*WHAT IS BEING ASKED:* Tell how many lines include the string "местного". Answer with a single number.
--- start of DATA ROWS ---
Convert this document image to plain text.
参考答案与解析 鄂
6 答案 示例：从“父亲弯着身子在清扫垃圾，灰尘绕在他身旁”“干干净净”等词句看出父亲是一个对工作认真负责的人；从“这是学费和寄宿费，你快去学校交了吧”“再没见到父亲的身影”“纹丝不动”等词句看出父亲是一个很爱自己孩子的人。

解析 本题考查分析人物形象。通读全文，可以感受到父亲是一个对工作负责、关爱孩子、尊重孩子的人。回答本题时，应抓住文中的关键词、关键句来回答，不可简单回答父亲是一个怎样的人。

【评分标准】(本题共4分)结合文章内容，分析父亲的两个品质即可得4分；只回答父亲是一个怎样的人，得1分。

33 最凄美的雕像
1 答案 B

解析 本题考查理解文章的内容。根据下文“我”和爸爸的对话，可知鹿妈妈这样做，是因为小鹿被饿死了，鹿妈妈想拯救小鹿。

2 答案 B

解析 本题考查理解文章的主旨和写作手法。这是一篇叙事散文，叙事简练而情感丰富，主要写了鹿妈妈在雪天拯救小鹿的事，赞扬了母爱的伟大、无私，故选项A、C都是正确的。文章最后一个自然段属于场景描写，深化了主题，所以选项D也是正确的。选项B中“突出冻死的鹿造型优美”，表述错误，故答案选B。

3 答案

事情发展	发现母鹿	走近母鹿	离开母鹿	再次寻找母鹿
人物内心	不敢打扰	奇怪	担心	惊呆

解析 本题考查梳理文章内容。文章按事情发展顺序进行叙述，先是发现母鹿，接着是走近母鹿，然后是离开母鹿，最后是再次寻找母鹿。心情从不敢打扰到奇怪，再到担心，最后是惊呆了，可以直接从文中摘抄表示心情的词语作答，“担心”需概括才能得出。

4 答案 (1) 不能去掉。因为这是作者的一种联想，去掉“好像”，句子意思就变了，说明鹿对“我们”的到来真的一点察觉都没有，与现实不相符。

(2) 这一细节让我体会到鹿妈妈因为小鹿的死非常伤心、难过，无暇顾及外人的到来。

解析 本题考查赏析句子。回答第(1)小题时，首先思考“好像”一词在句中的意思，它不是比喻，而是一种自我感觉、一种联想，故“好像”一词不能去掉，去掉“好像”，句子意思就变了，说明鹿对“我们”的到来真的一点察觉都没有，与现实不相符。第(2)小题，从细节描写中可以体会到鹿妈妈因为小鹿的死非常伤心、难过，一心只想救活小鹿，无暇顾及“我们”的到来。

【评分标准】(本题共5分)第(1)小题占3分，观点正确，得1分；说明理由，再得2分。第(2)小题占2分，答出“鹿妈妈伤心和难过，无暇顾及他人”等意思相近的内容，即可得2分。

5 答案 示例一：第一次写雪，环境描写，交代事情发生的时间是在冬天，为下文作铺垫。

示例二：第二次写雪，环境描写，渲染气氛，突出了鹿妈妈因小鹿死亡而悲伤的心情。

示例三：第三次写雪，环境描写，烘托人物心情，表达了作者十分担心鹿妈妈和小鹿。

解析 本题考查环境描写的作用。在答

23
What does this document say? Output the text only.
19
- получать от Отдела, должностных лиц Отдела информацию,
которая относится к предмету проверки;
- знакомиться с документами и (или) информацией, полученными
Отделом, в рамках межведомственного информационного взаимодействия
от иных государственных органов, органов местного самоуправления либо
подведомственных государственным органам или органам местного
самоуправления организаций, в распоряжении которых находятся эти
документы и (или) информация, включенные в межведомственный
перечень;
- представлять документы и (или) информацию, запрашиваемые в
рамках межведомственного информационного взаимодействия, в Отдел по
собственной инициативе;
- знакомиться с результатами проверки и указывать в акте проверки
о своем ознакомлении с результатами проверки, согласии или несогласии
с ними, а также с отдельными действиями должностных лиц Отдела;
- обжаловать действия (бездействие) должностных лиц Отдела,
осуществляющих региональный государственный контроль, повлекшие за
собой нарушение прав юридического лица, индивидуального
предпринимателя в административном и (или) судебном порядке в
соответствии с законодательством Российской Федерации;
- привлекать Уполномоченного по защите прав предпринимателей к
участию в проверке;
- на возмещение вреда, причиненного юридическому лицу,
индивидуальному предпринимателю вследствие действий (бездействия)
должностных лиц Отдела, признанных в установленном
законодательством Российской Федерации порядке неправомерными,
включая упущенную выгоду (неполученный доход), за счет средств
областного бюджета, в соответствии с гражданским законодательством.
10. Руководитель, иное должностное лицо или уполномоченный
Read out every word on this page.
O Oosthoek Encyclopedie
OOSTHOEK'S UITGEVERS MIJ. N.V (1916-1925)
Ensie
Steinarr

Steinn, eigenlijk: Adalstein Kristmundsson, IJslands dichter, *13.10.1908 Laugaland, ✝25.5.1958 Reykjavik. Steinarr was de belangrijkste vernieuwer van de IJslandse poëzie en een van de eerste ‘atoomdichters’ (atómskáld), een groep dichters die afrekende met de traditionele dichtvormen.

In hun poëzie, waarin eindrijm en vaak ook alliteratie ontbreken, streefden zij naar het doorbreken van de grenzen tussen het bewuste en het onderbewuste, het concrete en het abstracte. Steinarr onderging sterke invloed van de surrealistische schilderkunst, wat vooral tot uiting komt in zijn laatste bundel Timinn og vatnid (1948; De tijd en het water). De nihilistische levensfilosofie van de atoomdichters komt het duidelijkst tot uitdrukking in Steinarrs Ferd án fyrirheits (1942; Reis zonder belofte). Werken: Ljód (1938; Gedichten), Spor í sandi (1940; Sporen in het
--- end of DATA ROWS ---
*RESPONSE FOR THIS EXERCISE:* 2